Frozen 2 review: Most of the magic remains

The real star of the film is most certainly the animation


The animation team on this project probably went home on their first day of work and ripped the words ‘glass’ and ‘ceiling’ out of their dictionaries. Six years after its predecessor’s meteoric success, Frozen is back with a mesmerisingly animated sequel—one that tries to transcend Disney’s recent cash grab titles and offer something new.

The plot revolves around the beloved sisters Elsa and Anna, now well settled into their roles (and somehow even more doe-eyed than earlier) in the vaguely Scandinavian kingdom of Arendelle. Soon however, their idyllic game nights are interrupted by a call that Elsa keeps hearing. Situations escalate and soon the motley crew of Elsa, Anna, Kristoff, Sven and Olaf set out to save their kingdom again. In the process, the sisters must come face to face with, and attempt to rectify a dark past revolving around a magical, forbidden forest.

Frozen 2 attempts to make something of its plot that goes beyond a typical Disney story structure, adapting more from Hans Christian Andersen’s ‘Snow Queen’ fairy tale. Indeed, as the cast mentioned in an interview, the film has matured along with its initial audience, and thus places emphasis on more complex themes than its predecessor. It must be said however that in the effort to create a substantial plot, the film seems to have pressed rewind on much of the character development that the characters went through in the first film.

There are relationships that are neglected in favour of ones that are equally important, there are cautionary tales about needless bravado and unnecessary heroism. There is even a subplot centring on colonialism and the need for making amends.

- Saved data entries
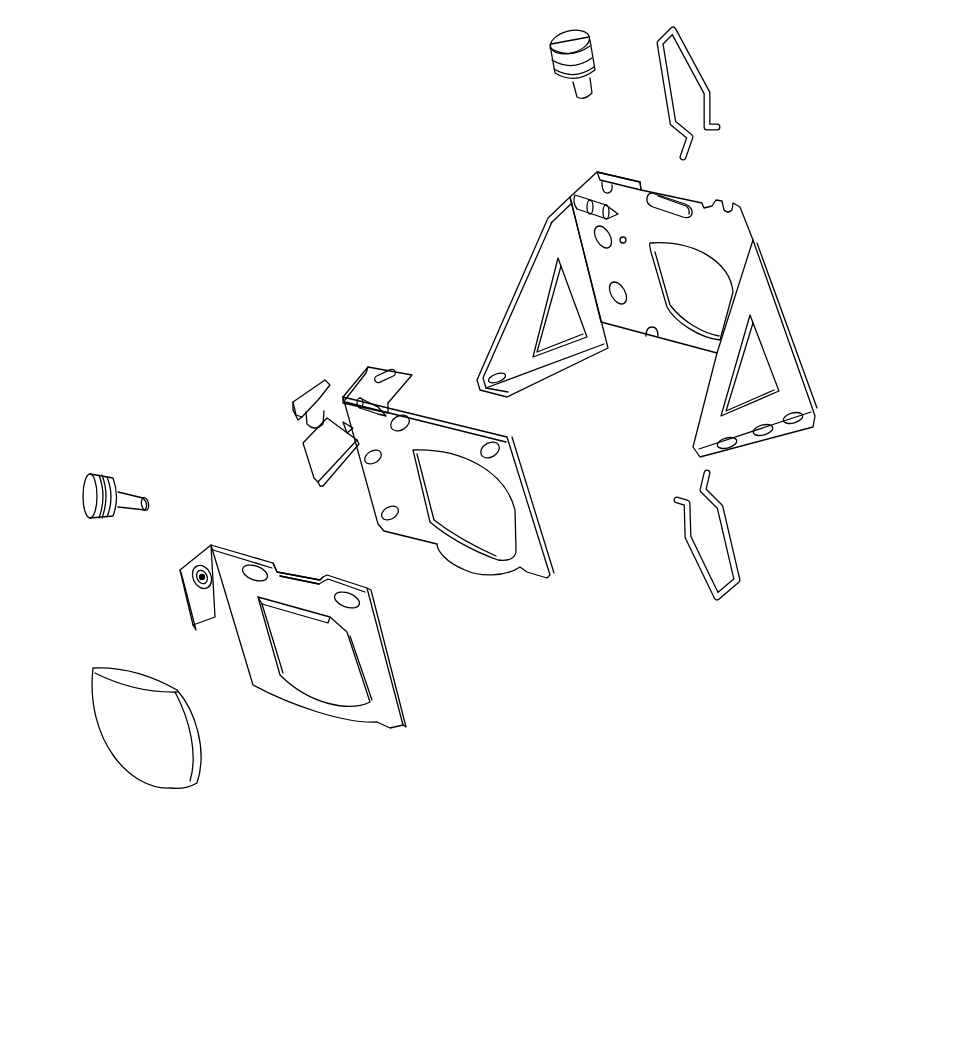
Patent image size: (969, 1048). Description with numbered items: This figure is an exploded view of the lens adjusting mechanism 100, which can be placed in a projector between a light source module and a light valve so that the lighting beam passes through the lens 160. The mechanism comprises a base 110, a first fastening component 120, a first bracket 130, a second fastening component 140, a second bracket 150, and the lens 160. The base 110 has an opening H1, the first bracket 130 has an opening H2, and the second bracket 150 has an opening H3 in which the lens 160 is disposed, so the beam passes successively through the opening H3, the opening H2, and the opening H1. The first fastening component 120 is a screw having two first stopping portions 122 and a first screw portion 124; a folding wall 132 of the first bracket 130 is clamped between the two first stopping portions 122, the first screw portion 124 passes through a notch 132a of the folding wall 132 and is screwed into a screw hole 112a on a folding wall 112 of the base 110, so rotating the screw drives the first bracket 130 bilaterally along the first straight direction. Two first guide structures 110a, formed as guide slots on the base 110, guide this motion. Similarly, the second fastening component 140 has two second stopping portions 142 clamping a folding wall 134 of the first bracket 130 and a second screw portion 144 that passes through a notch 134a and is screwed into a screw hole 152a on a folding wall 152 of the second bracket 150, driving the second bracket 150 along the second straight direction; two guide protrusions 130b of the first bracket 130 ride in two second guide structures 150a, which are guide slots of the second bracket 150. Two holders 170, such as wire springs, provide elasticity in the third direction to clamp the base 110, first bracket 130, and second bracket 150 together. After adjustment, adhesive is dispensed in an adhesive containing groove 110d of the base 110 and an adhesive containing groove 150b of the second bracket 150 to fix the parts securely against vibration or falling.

The lens adjusting mechanism 100 is at (843, 768).
The base 110 is at (757, 283).
The first guide structures 110a is at (607, 297).
The adhesive containing groove 110d is at (687, 196).
The folding wall 112 is at (607, 170).
The screw hole 112a is at (600, 182).
The opening H1 is at (675, 317).
The first fastening component 120 is at (535, 38).
The first stopping portions 122 is at (553, 58).
The first screw portion 124 is at (572, 89).
The holders 170 is at (698, 68).
The first bracket 130 is at (528, 547).
The guide protrusions 130b is at (405, 424).
The folding wall 132 is at (363, 389).
The notch 132a is at (392, 371).
The folding wall 134 is at (317, 453).
The notch 134a is at (322, 415).
The opening H2 is at (441, 525).
The second fastening component 140 is at (80, 473).
The second stopping portions 142 is at (90, 510).
The second screw portion 144 is at (133, 490).
The second bracket 150 is at (380, 667).
The second guide structures 150a is at (249, 562).
The adhesive containing groove 150b is at (297, 568).
The folding wall 152 is at (198, 600).
The screw hole 152a is at (222, 580).
The opening H3 is at (303, 686).
The lens 160 is at (143, 767).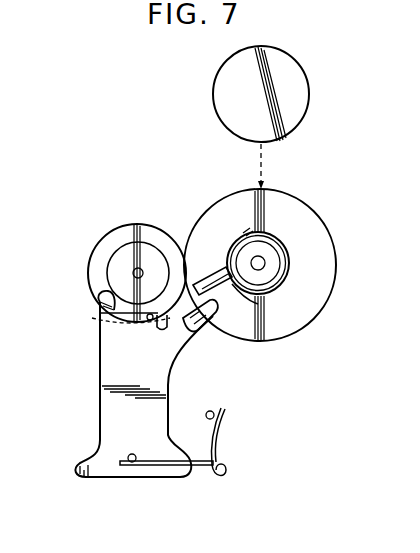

- Directions
(1) Rewrite the Frozen 2 review from "The plot revolves" to "magical, forbidden forest.", replacing "sisters" with "siblings".
(2) Resume the Frozen 2 review after its last sentence.

- Answers for the tasks
(1)
The plot revolves around the beloved siblings Elsa and Anna, now well settled into their roles (and somehow even more doe-eyed than earlier) in the vaguely Scandinavian kingdom of Arendelle. Soon however, their idyllic game nights are interrupted by a call that Elsa keeps hearing. Situations escalate and soon the motley crew of Elsa, Anna, Kristoff, Sven and Olaf set out to save their kingdom again. In the process, the siblings must come face to face with, and attempt to rectify a dark past revolving around a magical, forbidden forest.

(2)
All the above mentioned themes may not immediately resonate with the film’s vast child audience, but for that, there is always Olaf. The lovable snow person brings much consistent comic relief through the movie, and can always be counted on for a chuckle or two from the grimmest viewer. That is not mentioning the countless GIFs pondering the fleeting nature of existence that will no doubt flood the internet soon. The rest of the original cast deliver strong voice performances, while Evan Rachel Wood (Iduna), Sterling K Brown (Mattias) and Alfred Molina (Agnarr) hold up their ends of the bargain faithfully as well. As for the music, (by Christophe Beck and the Lopezes), there are mixed reviews about whether it surpassed the quality of the previous soundtrack. What can be said for sure is that there are definitely some stunners in the music department, especially ‘Into The Unknown’ and ‘The Next Right Thing’, but it may be difficult to find one that would match the gargantuan popularity of ‘Let It Go.’

The real star of the film however, is most certainly the animation. One simply cannot watch the sequence with Elsa and the Water Horse and still remain the same person they were when they entered the theatre. It is clear that the success of Frozen has provided this sequel with a hiked budget, as the attention to detail and colour palettes transport one to realms of technological grandeur.

Frozen 2 has definitely avoided settling as a mere rehash of a popular original. While it is not exactly necessary, it provides a furthering of the stories of Arendelle, and what it may lack in coherent story, it more than makes up for in gorgeous visuals.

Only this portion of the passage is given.